* _DO THIS_
Output every line exactly as written. Leave out pictures.

──────── STORED RECORDS

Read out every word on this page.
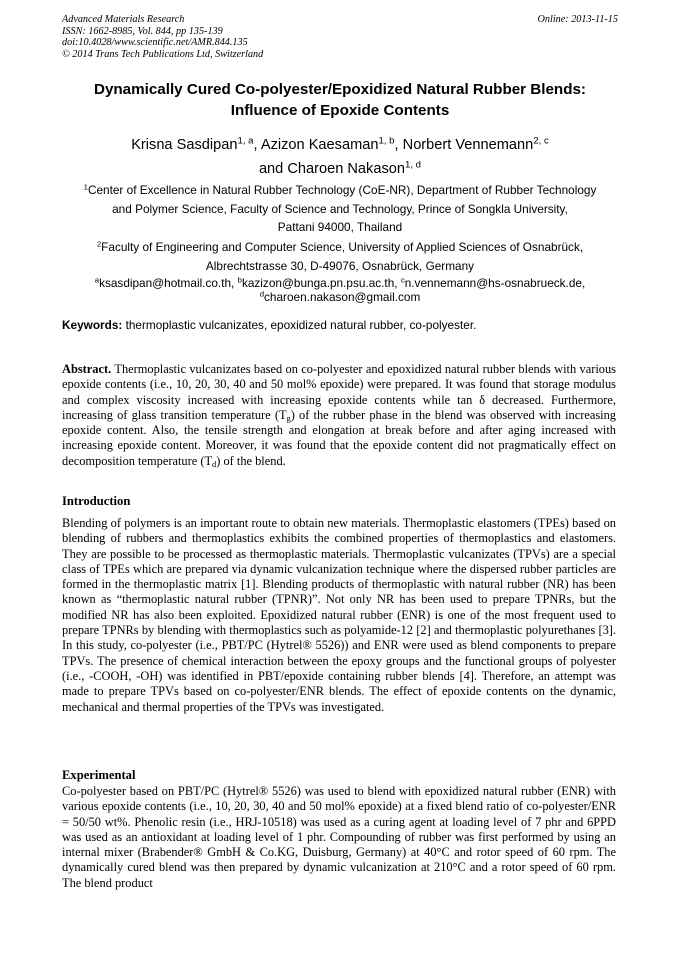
Advanced Materials Research
ISSN: 1662-8985, Vol. 844, pp 135-139
doi:10.4028/www.scientific.net/AMR.844.135
© 2014 Trans Tech Publications Ltd, Switzerland
Online: 2013-11-15
Dynamically Cured Co-polyester/Epoxidized Natural Rubber Blends:
Influence of Epoxide Contents
Krisna Sasdipan$^{1, a}$, Azizon Kaesaman$^{1, b}$, Norbert Vennemann$^{2, c}$
and Charoen Nakason$^{1, d}$
$^1$Center of Excellence in Natural Rubber Technology (CoE-NR), Department of Rubber Technology
and Polymer Science, Faculty of Science and Technology, Prince of Songkla University,
Pattani 94000, Thailand
$^2$Faculty of Engineering and Computer Science, University of Applied Sciences of Osnabrück,
Albrechtstrasse 30, D-49076, Osnabrück, Germany
$^a$ksasdipan@hotmail.co.th, $^b$kazizon@bunga.pn.psu.ac.th, $^c$n.vennemann@hs-osnabrueck.de,
$^d$charoen.nakason@gmail.com
Keywords: thermoplastic vulcanizates, epoxidized natural rubber, co-polyester.
Abstract. Thermoplastic vulcanizates based on co-polyester and epoxidized natural rubber blends with various epoxide contents (i.e., 10, 20, 30, 40 and 50 mol% epoxide) were prepared. It was found that storage modulus and complex viscosity increased with increasing epoxide contents while tan δ decreased. Furthermore, increasing of glass transition temperature $(T_g)$ of the rubber phase in the blend was observed with increasing epoxide content. Also, the tensile strength and elongation at break before and after aging increased with increasing epoxide content. Moreover, it was found that the epoxide content did not pragmatically effect on decomposition temperature $(T_d)$ of the blend.
Introduction
Blending of polymers is an important route to obtain new materials. Thermoplastic elastomers (TPEs) based on blending of rubbers and thermoplastics exhibits the combined properties of thermoplastics and elastomers. They are possible to be processed as thermoplastic materials. Thermoplastic vulcanizates (TPVs) are a special class of TPEs which are prepared via dynamic vulcanization technique where the dispersed rubber particles are formed in the thermoplastic matrix [1]. Blending products of thermoplastic with natural rubber (NR) has been known as “thermoplastic natural rubber (TPNR)”. Not only NR has been used to prepare TPNRs, but the modified NR has also been exploited. Epoxidized natural rubber (ENR) is one of the most frequent used to prepare TPNRs by blending with thermoplastics such as polyamide-12 [2] and thermoplastic polyurethanes [3]. In this study, co-polyester (i.e., PBT/PC (Hytrel® 5526)) and ENR were used as blend components to prepare TPVs. The presence of chemical interaction between the epoxy groups and the functional groups of polyester (i.e., -COOH, -OH) was identified in PBT/epoxide containing rubber blends [4]. Therefore, an attempt was made to prepare TPVs based on co-polyester/ENR blends. The effect of epoxide contents on the dynamic, mechanical and thermal properties of the TPVs was investigated.
Experimental
Co-polyester based on PBT/PC (Hytrel® 5526) was used to blend with epoxidized natural rubber (ENR) with various epoxide contents (i.e., 10, 20, 30, 40 and 50 mol% epoxide) at a fixed blend ratio of co-polyester/ENR = 50/50 wt%. Phenolic resin (i.e., HRJ-10518) was used as a curing agent at loading level of 7 phr and 6PPD was used as an antioxidant at loading level of 1 phr. Compounding of rubber was first performed by using an internal mixer (Brabender® GmbH & Co.KG, Duisburg, Germany) at 40°C and rotor speed of 60 rpm. The dynamically cured blend was then prepared by dynamic vulcanization at 210°C and a rotor speed of 60 rpm. The blend product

────────────────

* _EXERCISE RESULT_
Read out every word on this page.
Advanced Materials Research
ISSN: 1662-8985, Vol. 844, pp 135-139
doi:10.4028/www.scientific.net/AMR.844.135
© 2014 Trans Tech Publications Ltd, Switzerland
Online: 2013-11-15
Dynamically Cured Co-polyester/Epoxidized Natural Rubber Blends:
Influence of Epoxide Contents
Krisna Sasdipan$^{1, a}$, Azizon Kaesaman$^{1, b}$, Norbert Vennemann$^{2, c}$
and Charoen Nakason$^{1, d}$
$^1$Center of Excellence in Natural Rubber Technology (CoE-NR), Department of Rubber Technology
and Polymer Science, Faculty of Science and Technology, Prince of Songkla University,
Pattani 94000, Thailand
$^2$Faculty of Engineering and Computer Science, University of Applied Sciences of Osnabrück,
Albrechtstrasse 30, D-49076, Osnabrück, Germany
$^a$ksasdipan@hotmail.co.th, $^b$kazizon@bunga.pn.psu.ac.th, $^c$n.vennemann@hs-osnabrueck.de,
$^d$charoen.nakason@gmail.com
Keywords: thermoplastic vulcanizates, epoxidized natural rubber, co-polyester.
Abstract. Thermoplastic vulcanizates based on co-polyester and epoxidized natural rubber blends with various epoxide contents (i.e., 10, 20, 30, 40 and 50 mol% epoxide) were prepared. It was found that storage modulus and complex viscosity increased with increasing epoxide contents while tan δ decreased. Furthermore, increasing of glass transition temperature $(T_g)$ of the rubber phase in the blend was observed with increasing epoxide content. Also, the tensile strength and elongation at break before and after aging increased with increasing epoxide content. Moreover, it was found that the epoxide content did not pragmatically effect on decomposition temperature $(T_d)$ of the blend.
Introduction
Blending of polymers is an important route to obtain new materials. Thermoplastic elastomers (TPEs) based on blending of rubbers and thermoplastics exhibits the combined properties of thermoplastics and elastomers. They are possible to be processed as thermoplastic materials. Thermoplastic vulcanizates (TPVs) are a special class of TPEs which are prepared via dynamic vulcanization technique where the dispersed rubber particles are formed in the thermoplastic matrix [1]. Blending products of thermoplastic with natural rubber (NR) has been known as “thermoplastic natural rubber (TPNR)”. Not only NR has been used to prepare TPNRs, but the modified NR has also been exploited. Epoxidized natural rubber (ENR) is one of the most frequent used to prepare TPNRs by blending with thermoplastics such as polyamide-12 [2] and thermoplastic polyurethanes [3]. In this study, co-polyester (i.e., PBT/PC (Hytrel® 5526)) and ENR were used as blend components to prepare TPVs. The presence of chemical interaction between the epoxy groups and the functional groups of polyester (i.e., -COOH, -OH) was identified in PBT/epoxide containing rubber blends [4]. Therefore, an attempt was made to prepare TPVs based on co-polyester/ENR blends. The effect of epoxide contents on the dynamic, mechanical and thermal properties of the TPVs was investigated.
Experimental
Co-polyester based on PBT/PC (Hytrel® 5526) was used to blend with epoxidized natural rubber (ENR) with various epoxide contents (i.e., 10, 20, 30, 40 and 50 mol% epoxide) at a fixed blend ratio of co-polyester/ENR = 50/50 wt%. Phenolic resin (i.e., HRJ-10518) was used as a curing agent at loading level of 7 phr and 6PPD was used as an antioxidant at loading level of 1 phr. Compounding of rubber was first performed by using an internal mixer (Brabender® GmbH & Co.KG, Duisburg, Germany) at 40°C and rotor speed of 60 rpm. The dynamically cured blend was then prepared by dynamic vulcanization at 210°C and a rotor speed of 60 rpm. The blend product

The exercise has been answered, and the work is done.